* **Description of the task**: All lines below must be repeated exactly, with the pictures omitted.
[START]
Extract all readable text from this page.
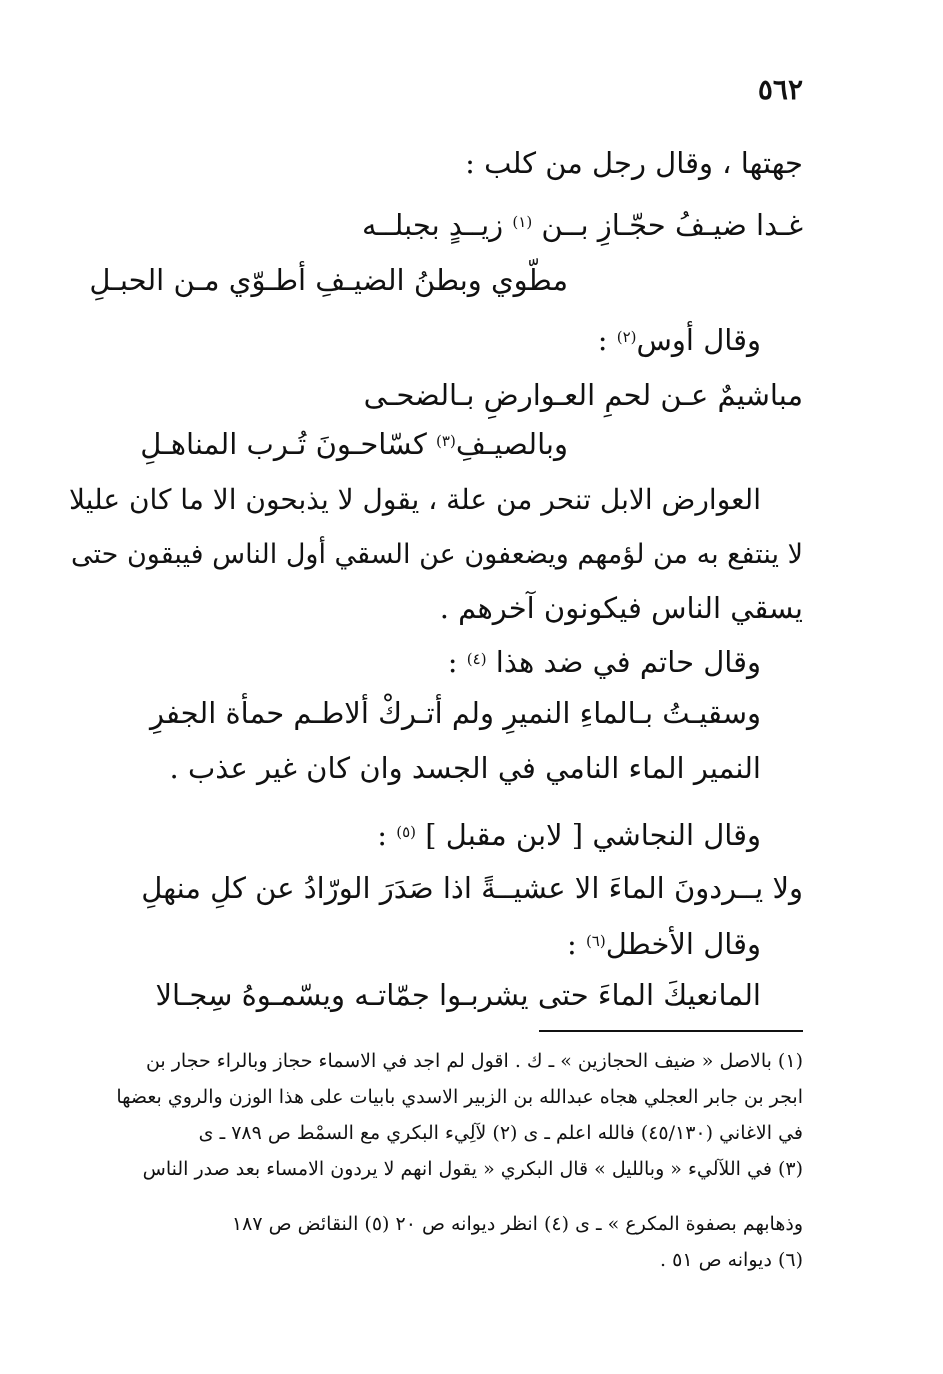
٥٦٢

جهتها ، وقال رجل من كلب :

غـدا ضيـفُ حجّـازِ بــن $^{(١)}$ زيــدٍ بجبلــه

مطّوي وبطنُ الضيـفِ أطـوّي مـن الحبـلِ

وقال أوس$^{(٢)}$ :

مباشيمٌ عـن لحمِ العـوارضِ بـالضحـى

وبالصيـفِ$^{(٣)}$ كسّاحـونَ تُـرب المناهـلِ

العوارض الابل تنحر من علة ، يقول لا يذبحون الا ما كان عليلا

لا ينتفع به من لؤمهم ويضعفون عن السقي أول الناس فيبقون حتى

يسقي الناس فيكونون آخرهم .

وقال حاتم في ضد هذا $^{(٤)}$ :

وسقيـتُ بـالماءِ النميرِ ولم أتـركْ ألاطـم حمأة الجفرِ

النمير الماء النامي في الجسد وان كان غير عذب .

وقال النجاشي [ لابن مقبل ] $^{(٥)}$ :

ولا يــردونَ الماءَ الا عشيــةً اذا صَدَرَ الورّادُ عن كلِ منهلِ

وقال الأخطل$^{(٦)}$ :

المانعيكَ الماءَ حتى يشربـوا جمّاتـه ويسّمـوهُ سِجـالا

(١) بالاصل « ضيف الحجازين » ـ ك . اقول لم اجد في الاسماء حجاز وبالراء حجار بن

ابجر بن جابر العجلي هجاه عبدالله بن الزبير الاسدي بابيات على هذا الوزن والروي بعضها

في الاغاني (٤٥/١٣٠) فالله اعلم ـ ى (٢) لآلِيء البكري مع السمْط ص ٧٨٩ ـ ى

(٣) في اللآليء « وبالليل » قال البكري « يقول انهم لا يردون الامساء بعد صدر الناس

وذهابهم بصفوة المكرع » ـ ى (٤) انظر ديوانه ص ٢٠ (٥) النقائض ص ١٨٧

(٦) ديوانه ص ٥١ .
[END]
* **Right answer**:
Extract all readable text from this page.
٥٦٢

جهتها ، وقال رجل من كلب :

غـدا ضيـفُ حجّـازِ بــن $^{(١)}$ زيــدٍ بجبلــه

مطّوي وبطنُ الضيـفِ أطـوّي مـن الحبـلِ

وقال أوس$^{(٢)}$ :

مباشيمٌ عـن لحمِ العـوارضِ بـالضحـى

وبالصيـفِ$^{(٣)}$ كسّاحـونَ تُـرب المناهـلِ

العوارض الابل تنحر من علة ، يقول لا يذبحون الا ما كان عليلا

لا ينتفع به من لؤمهم ويضعفون عن السقي أول الناس فيبقون حتى

يسقي الناس فيكونون آخرهم .

وقال حاتم في ضد هذا $^{(٤)}$ :

وسقيـتُ بـالماءِ النميرِ ولم أتـركْ ألاطـم حمأة الجفرِ

النمير الماء النامي في الجسد وان كان غير عذب .

وقال النجاشي [ لابن مقبل ] $^{(٥)}$ :

ولا يــردونَ الماءَ الا عشيــةً اذا صَدَرَ الورّادُ عن كلِ منهلِ

وقال الأخطل$^{(٦)}$ :

المانعيكَ الماءَ حتى يشربـوا جمّاتـه ويسّمـوهُ سِجـالا

(١) بالاصل « ضيف الحجازين » ـ ك . اقول لم اجد في الاسماء حجاز وبالراء حجار بن

ابجر بن جابر العجلي هجاه عبدالله بن الزبير الاسدي بابيات على هذا الوزن والروي بعضها

في الاغاني (٤٥/١٣٠) فالله اعلم ـ ى (٢) لآلِيء البكري مع السمْط ص ٧٨٩ ـ ى

(٣) في اللآليء « وبالليل » قال البكري « يقول انهم لا يردون الامساء بعد صدر الناس

وذهابهم بصفوة المكرع » ـ ى (٤) انظر ديوانه ص ٢٠ (٥) النقائض ص ١٨٧

(٦) ديوانه ص ٥١ .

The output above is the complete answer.